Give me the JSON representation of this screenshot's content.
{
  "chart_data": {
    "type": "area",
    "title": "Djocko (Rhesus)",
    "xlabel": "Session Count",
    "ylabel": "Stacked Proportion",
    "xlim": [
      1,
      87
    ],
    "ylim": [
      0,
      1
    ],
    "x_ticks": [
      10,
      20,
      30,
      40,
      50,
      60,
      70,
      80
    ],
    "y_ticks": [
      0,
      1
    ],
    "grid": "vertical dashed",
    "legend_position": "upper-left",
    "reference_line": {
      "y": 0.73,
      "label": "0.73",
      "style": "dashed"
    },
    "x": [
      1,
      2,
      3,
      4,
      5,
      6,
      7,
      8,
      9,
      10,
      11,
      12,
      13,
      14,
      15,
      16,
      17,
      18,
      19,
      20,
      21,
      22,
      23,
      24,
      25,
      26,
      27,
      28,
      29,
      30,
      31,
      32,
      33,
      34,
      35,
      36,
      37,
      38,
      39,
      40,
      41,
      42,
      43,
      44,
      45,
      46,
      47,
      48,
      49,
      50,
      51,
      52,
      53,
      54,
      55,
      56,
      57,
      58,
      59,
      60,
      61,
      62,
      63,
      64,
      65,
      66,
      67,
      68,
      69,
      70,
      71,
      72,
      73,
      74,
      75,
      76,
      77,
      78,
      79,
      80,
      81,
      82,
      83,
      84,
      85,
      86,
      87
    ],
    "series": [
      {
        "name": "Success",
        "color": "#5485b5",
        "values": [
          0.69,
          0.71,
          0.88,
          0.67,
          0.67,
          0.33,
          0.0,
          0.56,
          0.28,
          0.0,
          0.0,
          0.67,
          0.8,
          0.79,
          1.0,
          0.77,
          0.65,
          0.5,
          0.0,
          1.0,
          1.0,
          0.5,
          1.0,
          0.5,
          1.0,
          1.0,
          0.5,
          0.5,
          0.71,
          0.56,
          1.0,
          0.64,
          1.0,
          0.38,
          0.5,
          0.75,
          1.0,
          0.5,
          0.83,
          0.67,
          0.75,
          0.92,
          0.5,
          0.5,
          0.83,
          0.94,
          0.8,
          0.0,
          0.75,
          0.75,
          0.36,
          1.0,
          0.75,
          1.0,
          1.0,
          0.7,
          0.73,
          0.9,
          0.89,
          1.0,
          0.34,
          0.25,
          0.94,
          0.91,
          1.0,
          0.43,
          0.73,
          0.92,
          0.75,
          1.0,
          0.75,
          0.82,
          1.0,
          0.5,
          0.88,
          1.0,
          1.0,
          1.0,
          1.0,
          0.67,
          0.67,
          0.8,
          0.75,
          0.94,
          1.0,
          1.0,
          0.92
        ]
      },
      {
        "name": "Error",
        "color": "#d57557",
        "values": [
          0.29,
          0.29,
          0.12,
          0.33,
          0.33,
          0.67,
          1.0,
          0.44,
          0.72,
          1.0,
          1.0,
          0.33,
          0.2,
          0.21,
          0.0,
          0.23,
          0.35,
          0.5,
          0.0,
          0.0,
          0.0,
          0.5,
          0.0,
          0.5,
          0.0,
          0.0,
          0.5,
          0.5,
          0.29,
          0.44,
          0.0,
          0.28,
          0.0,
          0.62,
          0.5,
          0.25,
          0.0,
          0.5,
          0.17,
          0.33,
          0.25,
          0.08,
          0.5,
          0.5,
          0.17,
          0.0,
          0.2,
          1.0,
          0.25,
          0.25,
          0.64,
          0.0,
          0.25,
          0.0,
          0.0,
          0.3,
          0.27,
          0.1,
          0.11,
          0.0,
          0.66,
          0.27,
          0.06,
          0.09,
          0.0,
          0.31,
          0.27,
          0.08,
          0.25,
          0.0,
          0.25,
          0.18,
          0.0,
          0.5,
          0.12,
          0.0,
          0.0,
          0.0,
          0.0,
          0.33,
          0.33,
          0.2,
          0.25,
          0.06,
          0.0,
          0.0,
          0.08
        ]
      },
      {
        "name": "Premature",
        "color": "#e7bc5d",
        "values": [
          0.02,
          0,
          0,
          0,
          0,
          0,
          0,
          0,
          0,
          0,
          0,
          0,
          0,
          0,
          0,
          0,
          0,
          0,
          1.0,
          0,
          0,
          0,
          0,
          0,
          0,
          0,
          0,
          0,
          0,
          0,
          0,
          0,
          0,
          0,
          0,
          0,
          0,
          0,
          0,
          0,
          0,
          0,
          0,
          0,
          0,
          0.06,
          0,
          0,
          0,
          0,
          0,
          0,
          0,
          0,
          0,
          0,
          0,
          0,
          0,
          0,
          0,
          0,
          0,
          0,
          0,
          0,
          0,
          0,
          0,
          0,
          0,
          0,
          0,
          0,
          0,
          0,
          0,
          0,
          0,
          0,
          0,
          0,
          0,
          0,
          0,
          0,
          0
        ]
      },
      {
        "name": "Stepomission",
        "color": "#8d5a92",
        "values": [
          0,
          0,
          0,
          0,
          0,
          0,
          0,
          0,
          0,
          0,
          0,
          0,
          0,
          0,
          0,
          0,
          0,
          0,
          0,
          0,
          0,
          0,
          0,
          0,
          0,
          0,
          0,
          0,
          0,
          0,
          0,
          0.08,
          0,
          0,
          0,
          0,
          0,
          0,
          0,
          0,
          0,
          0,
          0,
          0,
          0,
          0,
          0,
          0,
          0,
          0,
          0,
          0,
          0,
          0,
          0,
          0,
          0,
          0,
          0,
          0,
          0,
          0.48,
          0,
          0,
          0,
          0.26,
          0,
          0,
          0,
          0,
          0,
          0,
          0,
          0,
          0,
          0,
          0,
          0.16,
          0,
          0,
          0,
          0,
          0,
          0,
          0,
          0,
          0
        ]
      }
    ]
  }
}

- [STATED PROBLEM]: Copy in full each line that holds the word "name".

- [EXERCISE OUTPUT]:
        "name": "Success",
        "name": "Error",
        "name": "Premature",
        "name": "Stepomission",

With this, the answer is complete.